(OBJECTIVE): Find and return each line containing "little".

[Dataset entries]
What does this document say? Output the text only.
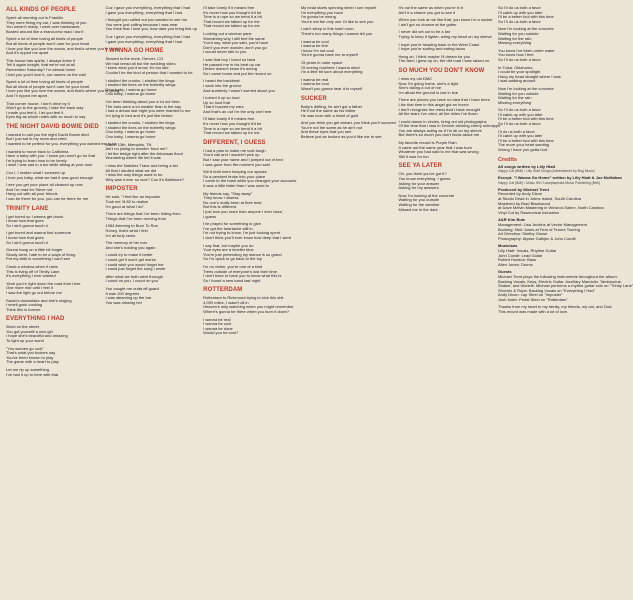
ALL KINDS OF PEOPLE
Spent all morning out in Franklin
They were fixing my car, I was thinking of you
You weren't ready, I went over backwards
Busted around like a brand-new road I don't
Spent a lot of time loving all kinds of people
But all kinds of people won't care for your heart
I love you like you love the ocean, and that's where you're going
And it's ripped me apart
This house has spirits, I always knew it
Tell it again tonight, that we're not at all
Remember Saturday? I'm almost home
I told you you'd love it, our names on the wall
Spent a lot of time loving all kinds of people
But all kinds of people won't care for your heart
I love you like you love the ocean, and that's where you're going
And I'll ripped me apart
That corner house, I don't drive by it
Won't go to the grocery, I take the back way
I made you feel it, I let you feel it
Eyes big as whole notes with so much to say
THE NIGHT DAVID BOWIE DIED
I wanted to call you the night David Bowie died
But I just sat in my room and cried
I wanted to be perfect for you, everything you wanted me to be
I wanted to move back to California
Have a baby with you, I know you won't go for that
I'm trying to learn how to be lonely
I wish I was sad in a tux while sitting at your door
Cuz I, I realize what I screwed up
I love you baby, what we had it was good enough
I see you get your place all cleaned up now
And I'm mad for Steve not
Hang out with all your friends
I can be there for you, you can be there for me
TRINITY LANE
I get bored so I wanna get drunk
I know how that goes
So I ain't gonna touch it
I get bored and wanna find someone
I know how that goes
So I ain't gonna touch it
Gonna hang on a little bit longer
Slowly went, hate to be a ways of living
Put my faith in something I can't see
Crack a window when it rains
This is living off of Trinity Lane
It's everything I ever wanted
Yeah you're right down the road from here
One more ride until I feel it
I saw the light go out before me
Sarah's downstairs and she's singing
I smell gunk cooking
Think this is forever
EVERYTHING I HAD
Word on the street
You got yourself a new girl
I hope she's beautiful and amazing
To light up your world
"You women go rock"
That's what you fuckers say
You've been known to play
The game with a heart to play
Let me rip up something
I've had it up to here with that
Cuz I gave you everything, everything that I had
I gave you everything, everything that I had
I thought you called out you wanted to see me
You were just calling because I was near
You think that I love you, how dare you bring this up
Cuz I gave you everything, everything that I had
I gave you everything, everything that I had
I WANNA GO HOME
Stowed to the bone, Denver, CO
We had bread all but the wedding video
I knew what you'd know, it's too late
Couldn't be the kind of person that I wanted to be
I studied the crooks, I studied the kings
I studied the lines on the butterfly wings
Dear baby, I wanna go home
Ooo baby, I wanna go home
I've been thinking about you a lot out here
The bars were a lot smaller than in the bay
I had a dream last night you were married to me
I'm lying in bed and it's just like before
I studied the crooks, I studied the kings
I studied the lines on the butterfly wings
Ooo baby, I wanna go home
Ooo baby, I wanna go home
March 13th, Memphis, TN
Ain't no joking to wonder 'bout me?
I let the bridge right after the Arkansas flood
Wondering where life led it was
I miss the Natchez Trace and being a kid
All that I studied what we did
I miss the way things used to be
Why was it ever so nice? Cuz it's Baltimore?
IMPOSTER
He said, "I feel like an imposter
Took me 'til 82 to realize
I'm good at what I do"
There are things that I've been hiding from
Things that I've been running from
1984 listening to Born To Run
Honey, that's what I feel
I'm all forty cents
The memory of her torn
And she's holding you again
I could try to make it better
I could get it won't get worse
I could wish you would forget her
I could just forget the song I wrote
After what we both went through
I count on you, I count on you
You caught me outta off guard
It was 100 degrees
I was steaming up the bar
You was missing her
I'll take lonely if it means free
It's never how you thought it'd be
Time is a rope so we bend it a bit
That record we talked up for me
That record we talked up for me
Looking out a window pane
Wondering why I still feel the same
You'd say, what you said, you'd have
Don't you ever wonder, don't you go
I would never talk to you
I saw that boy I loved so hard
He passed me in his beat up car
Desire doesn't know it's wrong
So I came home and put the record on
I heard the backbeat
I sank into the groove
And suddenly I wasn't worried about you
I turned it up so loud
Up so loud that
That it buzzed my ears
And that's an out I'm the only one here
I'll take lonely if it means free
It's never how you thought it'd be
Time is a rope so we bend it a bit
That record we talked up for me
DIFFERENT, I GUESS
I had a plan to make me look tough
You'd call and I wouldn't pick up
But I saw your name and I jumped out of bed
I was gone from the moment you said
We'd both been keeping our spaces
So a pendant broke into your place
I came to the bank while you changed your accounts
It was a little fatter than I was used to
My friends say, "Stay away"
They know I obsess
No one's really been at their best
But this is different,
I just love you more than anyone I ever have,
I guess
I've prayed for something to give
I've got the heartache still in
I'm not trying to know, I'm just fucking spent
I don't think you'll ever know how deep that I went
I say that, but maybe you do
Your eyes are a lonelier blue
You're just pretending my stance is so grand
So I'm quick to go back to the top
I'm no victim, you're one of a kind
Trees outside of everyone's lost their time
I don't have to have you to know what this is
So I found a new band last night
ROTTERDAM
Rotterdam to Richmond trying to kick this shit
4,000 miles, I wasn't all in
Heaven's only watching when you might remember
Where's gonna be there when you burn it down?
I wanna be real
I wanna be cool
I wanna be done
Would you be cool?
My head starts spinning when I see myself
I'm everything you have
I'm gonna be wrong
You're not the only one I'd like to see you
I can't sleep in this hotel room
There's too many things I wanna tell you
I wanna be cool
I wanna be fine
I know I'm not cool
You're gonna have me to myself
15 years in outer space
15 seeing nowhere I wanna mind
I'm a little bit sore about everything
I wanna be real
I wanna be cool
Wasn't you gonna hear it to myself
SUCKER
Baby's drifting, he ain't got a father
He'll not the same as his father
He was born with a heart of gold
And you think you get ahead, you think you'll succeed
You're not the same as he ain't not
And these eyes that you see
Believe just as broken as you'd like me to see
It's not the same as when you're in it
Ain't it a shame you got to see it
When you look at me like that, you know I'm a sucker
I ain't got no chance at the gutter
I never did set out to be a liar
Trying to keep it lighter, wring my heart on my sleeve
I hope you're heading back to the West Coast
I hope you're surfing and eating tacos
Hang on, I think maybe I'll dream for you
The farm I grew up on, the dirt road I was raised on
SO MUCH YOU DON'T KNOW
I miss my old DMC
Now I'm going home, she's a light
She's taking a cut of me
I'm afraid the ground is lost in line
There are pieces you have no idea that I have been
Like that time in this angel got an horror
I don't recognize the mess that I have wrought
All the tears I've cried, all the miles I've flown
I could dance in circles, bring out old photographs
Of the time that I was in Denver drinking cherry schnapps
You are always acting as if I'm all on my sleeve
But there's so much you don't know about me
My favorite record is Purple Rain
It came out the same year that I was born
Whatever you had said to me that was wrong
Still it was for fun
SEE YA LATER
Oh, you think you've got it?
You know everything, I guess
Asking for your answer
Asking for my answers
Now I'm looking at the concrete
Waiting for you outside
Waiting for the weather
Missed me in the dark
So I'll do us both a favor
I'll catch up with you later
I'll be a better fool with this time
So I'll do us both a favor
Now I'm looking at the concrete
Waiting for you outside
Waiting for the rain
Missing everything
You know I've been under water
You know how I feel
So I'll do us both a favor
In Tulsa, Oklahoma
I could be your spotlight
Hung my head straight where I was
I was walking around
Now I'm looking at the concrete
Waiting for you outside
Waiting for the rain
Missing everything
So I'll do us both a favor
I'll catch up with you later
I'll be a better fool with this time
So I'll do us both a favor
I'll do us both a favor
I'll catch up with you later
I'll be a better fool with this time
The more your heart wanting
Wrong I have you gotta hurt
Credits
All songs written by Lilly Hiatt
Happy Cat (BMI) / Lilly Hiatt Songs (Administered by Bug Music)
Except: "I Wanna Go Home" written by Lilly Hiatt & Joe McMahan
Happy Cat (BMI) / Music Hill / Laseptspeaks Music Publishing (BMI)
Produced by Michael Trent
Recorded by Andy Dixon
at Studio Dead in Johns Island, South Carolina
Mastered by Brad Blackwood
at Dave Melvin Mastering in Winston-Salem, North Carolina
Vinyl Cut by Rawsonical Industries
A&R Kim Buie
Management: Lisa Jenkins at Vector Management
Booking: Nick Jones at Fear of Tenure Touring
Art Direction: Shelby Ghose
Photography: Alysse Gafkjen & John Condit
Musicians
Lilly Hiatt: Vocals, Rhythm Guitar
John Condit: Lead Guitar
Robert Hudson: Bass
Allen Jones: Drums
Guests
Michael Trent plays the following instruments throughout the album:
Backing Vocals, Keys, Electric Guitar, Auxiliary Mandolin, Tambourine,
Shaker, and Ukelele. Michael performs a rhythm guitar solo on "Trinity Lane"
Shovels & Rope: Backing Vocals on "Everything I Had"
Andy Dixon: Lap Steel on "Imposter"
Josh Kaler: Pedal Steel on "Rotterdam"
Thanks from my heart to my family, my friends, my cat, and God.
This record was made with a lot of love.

(FINAL RESULT):
Gonna hang on a little bit longer
It was a little fatter than I was used to
I'm a little bit sore about everything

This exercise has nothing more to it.